** start of Rows **

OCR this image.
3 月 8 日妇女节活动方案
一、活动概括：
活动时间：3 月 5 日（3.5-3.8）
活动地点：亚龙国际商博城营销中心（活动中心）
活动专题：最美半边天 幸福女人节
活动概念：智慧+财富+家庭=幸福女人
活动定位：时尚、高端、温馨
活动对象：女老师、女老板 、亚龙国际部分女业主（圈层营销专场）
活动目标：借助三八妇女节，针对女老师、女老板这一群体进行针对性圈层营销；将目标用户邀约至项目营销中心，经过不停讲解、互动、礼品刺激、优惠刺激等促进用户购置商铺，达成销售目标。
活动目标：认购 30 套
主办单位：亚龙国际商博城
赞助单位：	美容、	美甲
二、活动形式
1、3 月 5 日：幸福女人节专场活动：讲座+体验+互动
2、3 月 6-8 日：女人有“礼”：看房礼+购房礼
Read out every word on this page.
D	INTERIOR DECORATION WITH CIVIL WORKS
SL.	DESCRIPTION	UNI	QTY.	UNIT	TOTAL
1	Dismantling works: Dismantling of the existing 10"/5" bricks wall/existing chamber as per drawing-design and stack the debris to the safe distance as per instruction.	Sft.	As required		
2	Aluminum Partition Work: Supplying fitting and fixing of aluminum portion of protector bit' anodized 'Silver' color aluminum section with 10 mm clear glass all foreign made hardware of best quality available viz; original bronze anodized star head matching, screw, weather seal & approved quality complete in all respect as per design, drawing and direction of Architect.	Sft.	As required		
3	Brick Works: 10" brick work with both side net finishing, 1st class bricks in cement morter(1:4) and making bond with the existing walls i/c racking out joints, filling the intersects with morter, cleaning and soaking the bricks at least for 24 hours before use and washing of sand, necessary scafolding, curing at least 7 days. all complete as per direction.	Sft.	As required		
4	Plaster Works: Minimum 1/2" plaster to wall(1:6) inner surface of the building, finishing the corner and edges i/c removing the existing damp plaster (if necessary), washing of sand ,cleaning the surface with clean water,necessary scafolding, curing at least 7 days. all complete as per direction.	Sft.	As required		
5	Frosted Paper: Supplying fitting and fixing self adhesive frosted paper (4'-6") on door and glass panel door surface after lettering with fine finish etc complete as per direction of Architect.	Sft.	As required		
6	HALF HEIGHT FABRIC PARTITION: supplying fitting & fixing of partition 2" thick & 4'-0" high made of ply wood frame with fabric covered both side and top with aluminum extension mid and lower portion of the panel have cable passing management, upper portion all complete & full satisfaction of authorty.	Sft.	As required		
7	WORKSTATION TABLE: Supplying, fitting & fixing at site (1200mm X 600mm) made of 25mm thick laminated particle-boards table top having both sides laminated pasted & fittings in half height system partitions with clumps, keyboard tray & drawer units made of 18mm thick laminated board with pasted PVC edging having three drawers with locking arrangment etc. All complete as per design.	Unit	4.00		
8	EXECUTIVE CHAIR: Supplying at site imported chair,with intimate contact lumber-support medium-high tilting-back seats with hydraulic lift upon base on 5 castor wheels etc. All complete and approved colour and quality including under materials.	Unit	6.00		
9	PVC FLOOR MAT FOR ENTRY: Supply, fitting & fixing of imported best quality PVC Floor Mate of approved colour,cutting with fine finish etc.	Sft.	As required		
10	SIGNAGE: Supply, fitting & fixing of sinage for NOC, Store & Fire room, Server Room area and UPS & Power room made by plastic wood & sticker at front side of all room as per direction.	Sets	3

** end of Rows **

_Work to do:_ Write out every line of the data that holds the word "washing".

_The solution:_
3	Brick Works: 10" brick work with both side net finishing, 1st class bricks in cement morter(1:4) and making bond with the existing walls i/c racking out joints, filling the intersects with morter, cleaning and soaking the bricks at least for 24 hours before use and washing of sand, necessary scafolding, curing at least 7 days. all complete as per direction.	Sft.	As required		
4	Plaster Works: Minimum 1/2" plaster to wall(1:6) inner surface of the building, finishing the corner and edges i/c removing the existing damp plaster (if necessary), washing of sand ,cleaning the surface with clean water,necessary scafolding, curing at least 7 days. all complete as per direction.	Sft.	As required		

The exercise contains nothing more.